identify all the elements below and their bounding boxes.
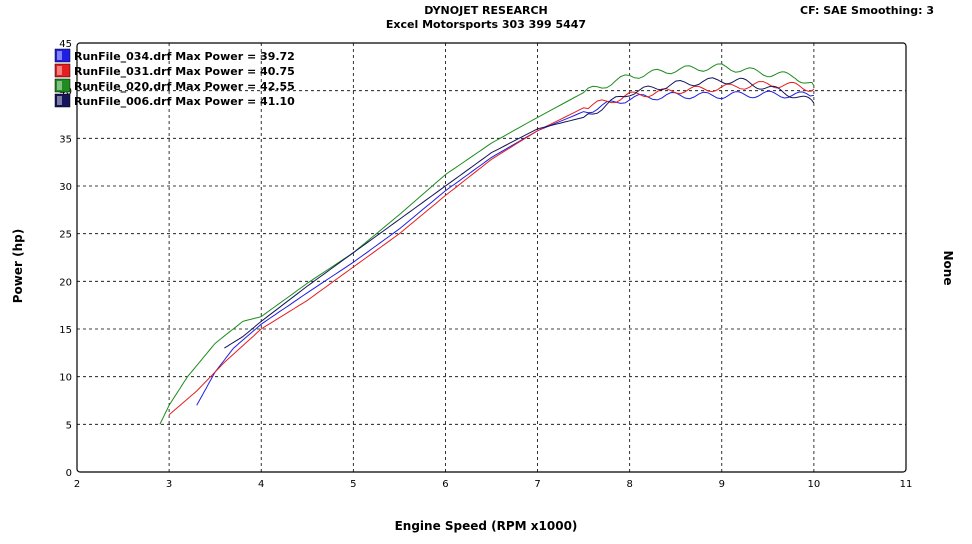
correction-factor-info: CF: SAE Smoothing: 3 (800, 4, 934, 17)
y-tick-label: 0 (66, 468, 72, 479)
legend-label: RunFile_034.drf Max Power = 39.72 (74, 50, 295, 63)
legend-swatch-highlight (57, 66, 62, 75)
series-line (224, 77, 815, 349)
y-tick-label: 5 (66, 420, 72, 431)
x-axis-label: Engine Speed (RPM x1000) (394, 519, 578, 533)
series-line (159, 63, 815, 425)
legend-label: RunFile_031.drf Max Power = 40.75 (74, 65, 295, 78)
x-tick-label: 5 (350, 479, 356, 490)
series-line (196, 90, 814, 406)
x-tick-label: 11 (900, 479, 913, 490)
x-tick-label: 9 (719, 479, 725, 490)
y-tick-label: 10 (59, 373, 72, 384)
y-tick-label: 45 (59, 39, 72, 50)
y-tick-label: 35 (59, 134, 72, 145)
legend-swatch-highlight (57, 51, 62, 60)
y-tick-label: 15 (59, 325, 72, 336)
legend-swatch-highlight (57, 81, 62, 90)
x-tick-label: 8 (626, 479, 632, 490)
y-tick-label: 30 (59, 182, 72, 193)
x-tick-label: 7 (534, 479, 540, 490)
x-tick-label: 4 (258, 479, 264, 490)
x-tick-label: 6 (442, 479, 448, 490)
legend-label: RunFile_006.drf Max Power = 41.10 (74, 95, 295, 108)
x-tick-label: 2 (74, 479, 80, 490)
x-tick-label: 3 (166, 479, 172, 490)
chart-title: DYNOJET RESEARCH (424, 4, 548, 17)
plot-area (76, 42, 907, 473)
legend-label: RunFile_020.drf Max Power = 42.55 (74, 80, 295, 93)
x-tick-label: 10 (808, 479, 821, 490)
y-tick-label: 25 (59, 230, 72, 241)
legend-swatch (54, 63, 71, 78)
chart-subtitle: Excel Motorsports 303 399 5447 (385, 18, 587, 31)
legend-swatch-highlight (57, 96, 62, 105)
legend-swatch (54, 48, 71, 63)
legend-swatch (54, 78, 71, 93)
y-tick-label: 20 (59, 277, 72, 288)
series-line (168, 81, 815, 416)
legend-swatch (54, 93, 71, 108)
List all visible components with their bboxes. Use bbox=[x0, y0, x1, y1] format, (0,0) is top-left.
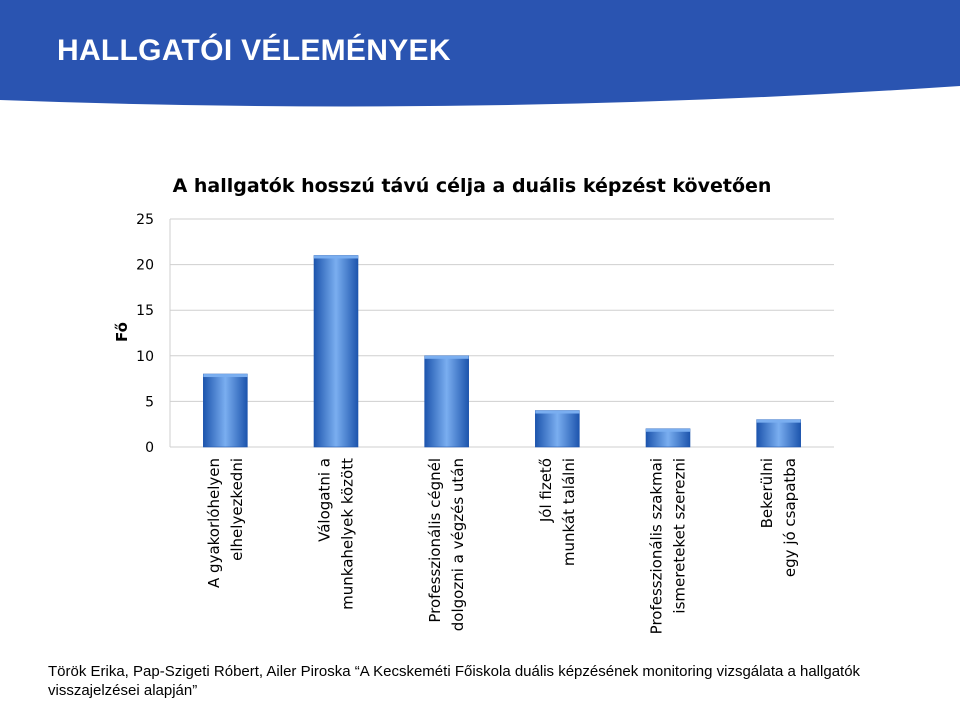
x-tick-label: Jól fizető munkát találni bbox=[537, 458, 578, 566]
bar bbox=[203, 373, 248, 448]
y-tick-label: 15 bbox=[136, 303, 154, 319]
x-tick-label: Professzionális cégnél dolgozni a végzés … bbox=[426, 458, 467, 631]
x-tick-label-line: A gyakorlóhelyen bbox=[205, 458, 223, 588]
bar bbox=[535, 410, 580, 448]
x-tick-label-line: Professzionális cégnél bbox=[426, 458, 444, 623]
y-tick-label: 10 bbox=[136, 349, 154, 365]
bar bbox=[424, 355, 469, 448]
x-tick-labels: A gyakorlóhelyen elhelyezkedni Válogatni a… bbox=[205, 458, 799, 634]
x-tick-label-line: Válogatni a bbox=[316, 458, 334, 542]
y-tick-labels: 0 5 10 15 20 25 bbox=[136, 212, 154, 456]
x-tick-label: Professzionális szakmai ismereteket szere… bbox=[648, 458, 689, 634]
source-citation: Török Erika, Pap-Szigeti Róbert, Ailer P… bbox=[48, 663, 861, 699]
x-tick-label-line: Jól fizető bbox=[537, 458, 555, 523]
banner-shape bbox=[0, 0, 960, 107]
header-banner bbox=[0, 0, 960, 107]
bar-cap bbox=[424, 355, 469, 359]
page-title: HALLGATÓI VÉLEMÉNYEK bbox=[57, 34, 451, 67]
x-tick-label-line: elhelyezkedni bbox=[228, 458, 246, 561]
x-tick-label-line: ismereteket szerezni bbox=[671, 458, 689, 614]
bar-cap bbox=[646, 428, 690, 432]
gridlines bbox=[169, 218, 834, 448]
y-tick-label: 25 bbox=[136, 212, 154, 228]
y-tick-label: 0 bbox=[145, 440, 154, 456]
x-tick-label: Bekerülni egy jó csapatba bbox=[758, 458, 799, 577]
x-tick-label-line: munkát találni bbox=[560, 458, 578, 566]
bar-cap bbox=[314, 255, 358, 259]
bar-cap bbox=[203, 374, 248, 378]
bar-chart: A hallgatók hosszú távú célja a duális k… bbox=[113, 175, 834, 634]
bars bbox=[203, 255, 801, 448]
x-tick-label-line: Bekerülni bbox=[758, 458, 776, 528]
bar bbox=[756, 419, 801, 448]
y-axis-label: Fő bbox=[113, 322, 131, 342]
bar bbox=[313, 255, 359, 448]
chart-title: A hallgatók hosszú távú célja a duális k… bbox=[173, 175, 772, 197]
x-tick-label: Válogatni a munkahelyek között bbox=[316, 458, 357, 610]
x-tick-label-line: Professzionális szakmai bbox=[648, 458, 666, 634]
bar-cap bbox=[535, 410, 580, 414]
y-tick-label: 5 bbox=[145, 394, 154, 410]
x-tick-label: A gyakorlóhelyen elhelyezkedni bbox=[205, 458, 246, 588]
x-tick-label-line: dolgozni a végzés után bbox=[449, 458, 467, 631]
y-tick-label: 20 bbox=[136, 258, 154, 274]
x-tick-label-line: munkahelyek között bbox=[339, 458, 357, 610]
bar-cap bbox=[756, 419, 801, 423]
x-tick-label-line: egy jó csapatba bbox=[781, 458, 799, 577]
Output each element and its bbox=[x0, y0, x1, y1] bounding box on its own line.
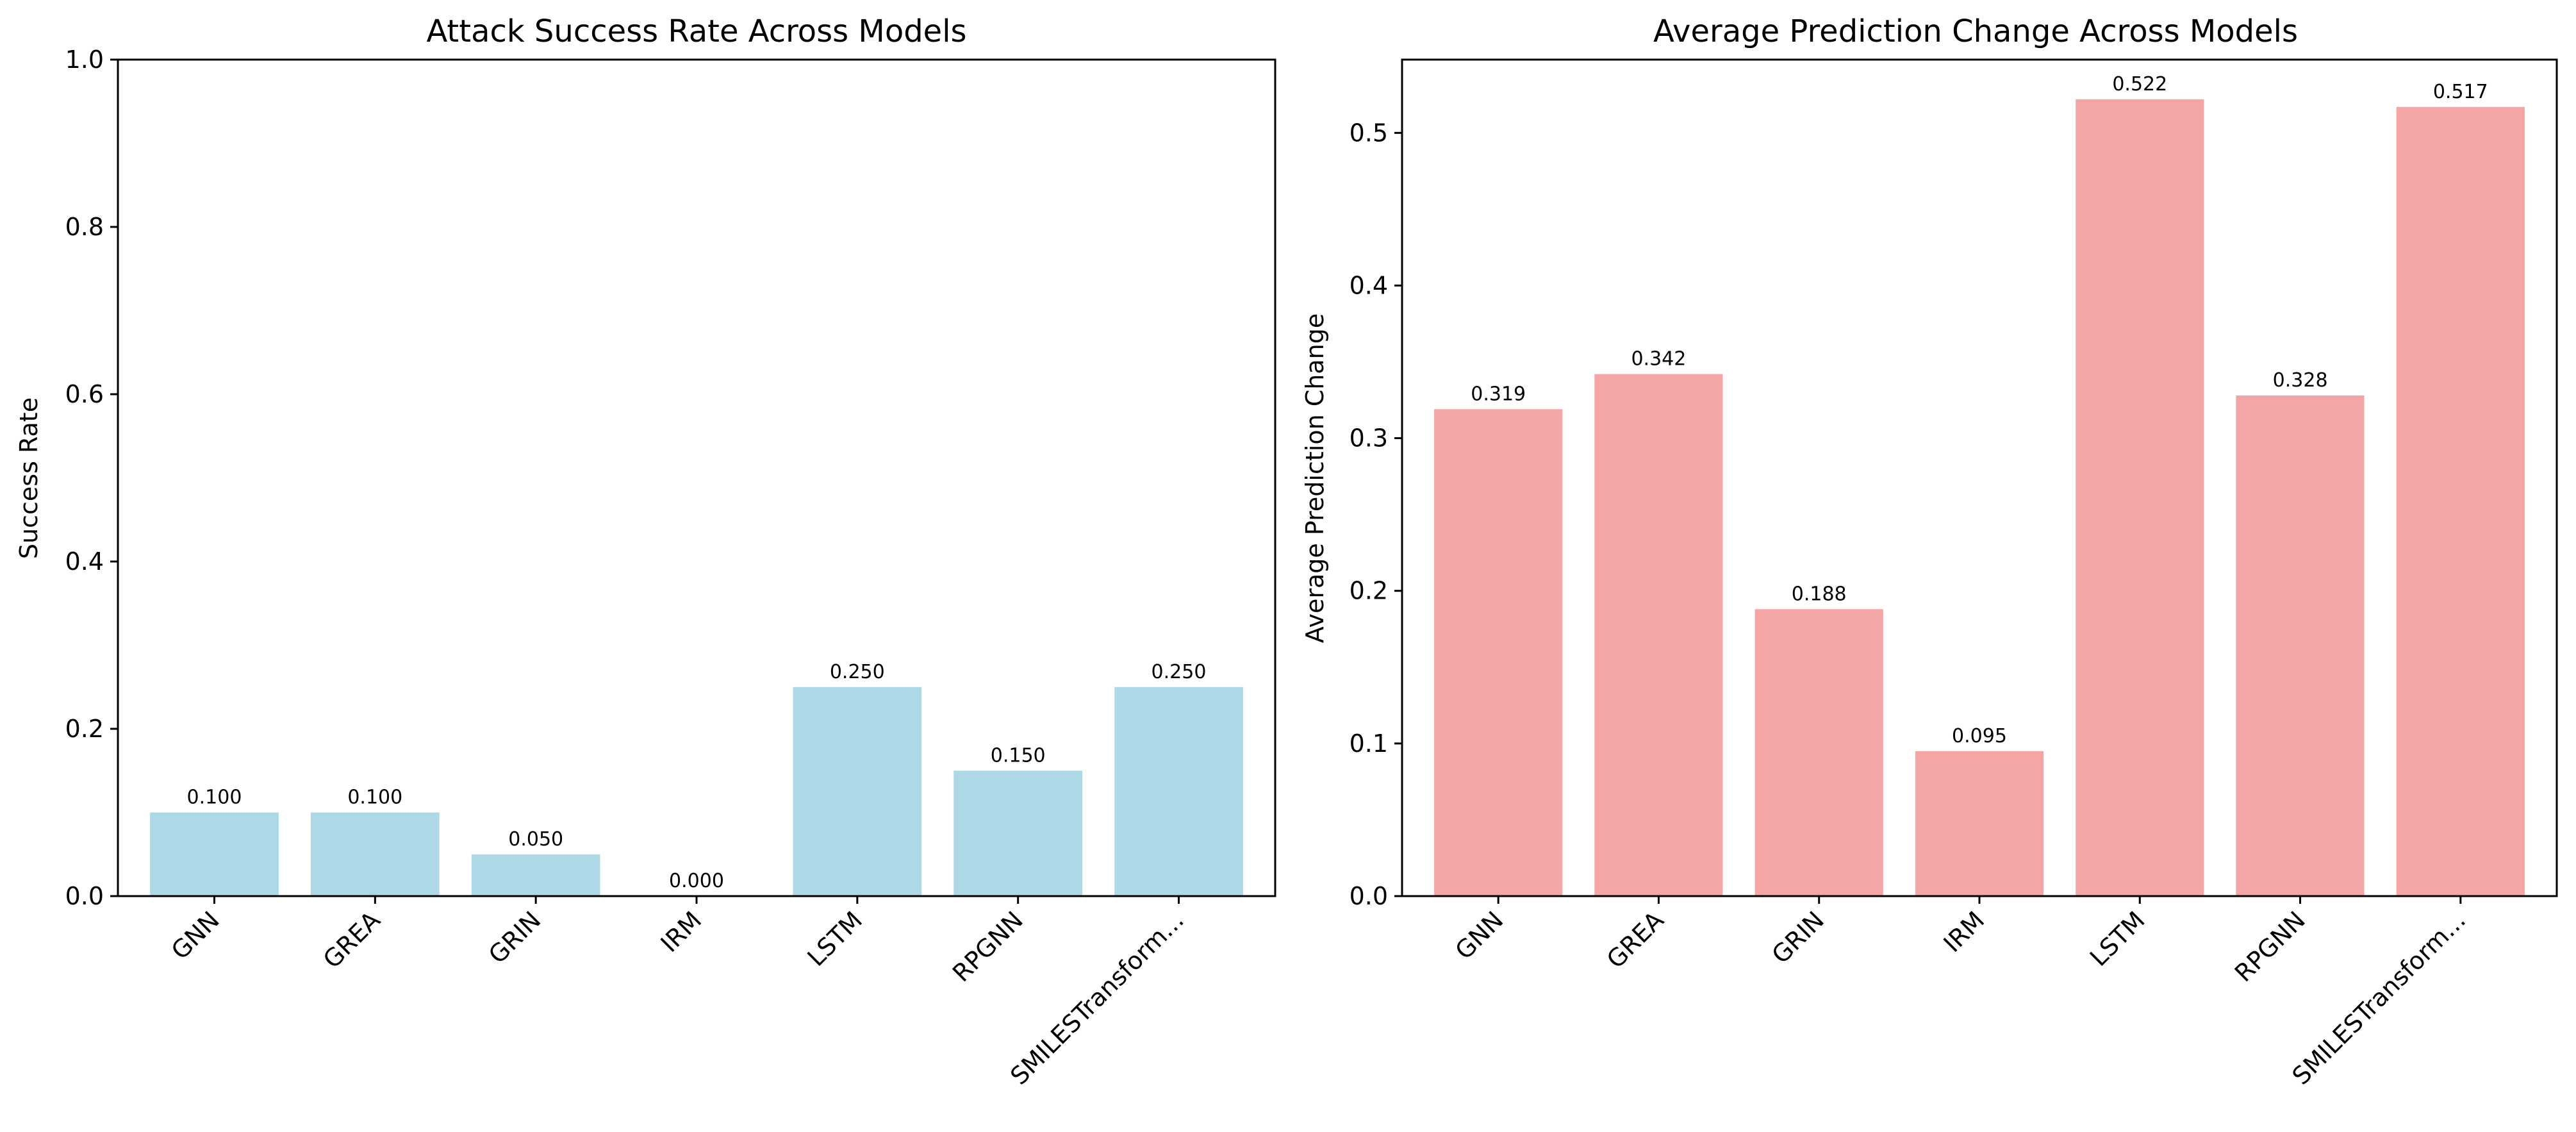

• Task brief
Format each line of the records above as an entry in a JSON list of strings, one string per line, leaving out blank lines and the pictures.

• Response
[
  "identify all the elements below and their bounding boxes.",
  "correction-factor-info: CF: SAE Smoothing: 3 (800, 4, 934, 17)",
  "y-tick-label: 0 (66, 468, 72, 479)",
  "legend-label: RunFile_034.drf Max Power = 39.72 (74, 50, 295, 63)",
  "legend-swatch-highlight (57, 66, 62, 75)",
  "series-line (224, 77, 815, 349)",
  "y-tick-label: 5 (66, 420, 72, 431)",
  "x-axis-label: Engine Speed (RPM x1000) (394, 519, 578, 533)",
  "series-line (159, 63, 815, 425)",
  "legend-label: RunFile_031.drf Max Power = 40.75 (74, 65, 295, 78)",
  "x-tick-label: 5 (350, 479, 356, 490)",
  "series-line (196, 90, 814, 406)",
  "x-tick-label: 11 (900, 479, 913, 490)",
  "x-tick-label: 9 (719, 479, 725, 490)",
  "y-tick-label: 10 (59, 373, 72, 384)",
  "y-tick-label: 45 (59, 39, 72, 50)",
  "y-tick-label: 35 (59, 134, 72, 145)",
  "legend-swatch-highlight (57, 51, 62, 60)",
  "y-tick-label: 15 (59, 325, 72, 336)",
  "legend-swatch-highlight (57, 81, 62, 90)",
  "x-tick-label: 8 (626, 479, 632, 490)",
  "y-tick-label: 30 (59, 182, 72, 193)",
  "x-tick-label: 7 (534, 479, 540, 490)",
  "x-tick-label: 4 (258, 479, 264, 490)",
  "x-tick-label: 6 (442, 479, 448, 490)",
  "legend-label: RunFile_006.drf Max Power = 41.10 (74, 95, 295, 108)",
  "x-tick-label: 2 (74, 479, 80, 490)",
  "x-tick-label: 3 (166, 479, 172, 490)",
  "chart-title: DYNOJET RESEARCH (424, 4, 548, 17)",
  "plot-area (76, 42, 907, 473)",
  "legend-label: RunFile_020.drf Max Power = 42.55 (74, 80, 295, 93)",
  "x-tick-label: 10 (808, 479, 821, 490)",
  "y-tick-label: 25 (59, 230, 72, 241)",
  "legend-swatch (54, 63, 71, 78)",
  "chart-subtitle: Excel Motorsports 303 399 5447 (385, 18, 587, 31)",
  "legend-swatch-highlight (57, 96, 62, 105)",
  "legend-swatch (54, 48, 71, 63)",
  "legend-swatch (54, 78, 71, 93)",
  "y-tick-label: 20 (59, 277, 72, 288)",
  "series-line (168, 81, 815, 416)",
  "legend-swatch (54, 93, 71, 108)",
  "List all visible components with their bboxes. Use bbox=[x0, y0, x1, y1] format, (0,0) is top-left.",
  "x-tick-label: Jól fizető munkát találni bbox=[537, 458, 578, 566]",
  "bar bbox=[203, 373, 248, 448]",
  "y-tick-label: 15 bbox=[136, 303, 154, 319]",
  "x-tick-label: Professzionális cégnél dolgozni a végzés … bbox=[426, 458, 467, 631]",
  "x-tick-label-line: A gyakorlóhelyen bbox=[205, 458, 223, 588]",
  "bar bbox=[535, 410, 580, 448]",
  "x-tick-label-line: Professzionális cégnél bbox=[426, 458, 444, 623]",
  "y-tick-label: 10 bbox=[136, 349, 154, 365]",
  "bar bbox=[424, 355, 469, 448]",
  "x-tick-labels: A gyakorlóhelyen elhelyezkedni Válogatni a… bbox=[205, 458, 799, 634]",
  "x-tick-label-line: Válogatni a bbox=[316, 458, 334, 542]",
  "y-tick-labels: 0 5 10 15 20 25 bbox=[136, 212, 154, 456]",
  "x-tick-label: Professzionális szakmai ismereteket szere… bbox=[648, 458, 689, 634]",
  "source-citation: Török Erika, Pap-Szigeti Róbert, Ailer P… bbox=[48, 663, 861, 699]",
  "x-tick-label-line: Jól fizető bbox=[537, 458, 555, 523]",
  "banner-shape bbox=[0, 0, 960, 107]",
  "header-banner bbox=[0, 0, 960, 107]",
  "bar-cap bbox=[424, 355, 469, 359]",
  "page-title: HALLGATÓI VÉLEMÉNYEK bbox=[57, 34, 451, 67]",
  "x-tick-label-line: elhelyezkedni bbox=[228, 458, 246, 561]",
  "x-tick-label-line: ismereteket szerezni bbox=[671, 458, 689, 614]",
  "bar-cap bbox=[646, 428, 690, 432]",
  "gridlines bbox=[169, 218, 834, 448]",
  "y-tick-label: 25 bbox=[136, 212, 154, 228]",
  "y-tick-label: 0 bbox=[145, 440, 154, 456]",
  "x-tick-label: Bekerülni egy jó csapatba bbox=[758, 458, 799, 577]",
  "x-tick-label-line: munkát találni bbox=[560, 458, 578, 566]",
  "bar-cap bbox=[314, 255, 358, 259]",
  "bar-cap bbox=[203, 374, 248, 378]",
  "bar-chart: A hallgatók hosszú távú célja a duális k… bbox=[113, 175, 834, 634]",
  "bars bbox=[203, 255, 801, 448]",
  "x-tick-label-line: Bekerülni bbox=[758, 458, 776, 528]",
  "bar bbox=[756, 419, 801, 448]",
  "y-axis-label: Fő bbox=[113, 322, 131, 342]",
  "bar bbox=[313, 255, 359, 448]",
  "chart-title: A hallgatók hosszú távú célja a duális k… bbox=[173, 175, 772, 197]",
  "x-tick-label: Válogatni a munkahelyek között bbox=[316, 458, 357, 610]",
  "x-tick-label-line: Professzionális szakmai bbox=[648, 458, 666, 634]",
  "bar-cap bbox=[535, 410, 580, 414]",
  "y-tick-label: 5 bbox=[145, 394, 154, 410]",
  "x-tick-label: A gyakorlóhelyen elhelyezkedni bbox=[205, 458, 246, 588]",
  "x-tick-label-line: dolgozni a végzés után bbox=[449, 458, 467, 631]",
  "y-tick-label: 20 bbox=[136, 258, 154, 274]",
  "x-tick-label-line: munkahelyek között bbox=[339, 458, 357, 610]",
  "bar-cap bbox=[756, 419, 801, 423]",
  "x-tick-label-line: egy jó csapatba bbox=[781, 458, 799, 577]",
  "Output each element and its bbox=[x0, y0, x1, y1] bounding box on its own line."
]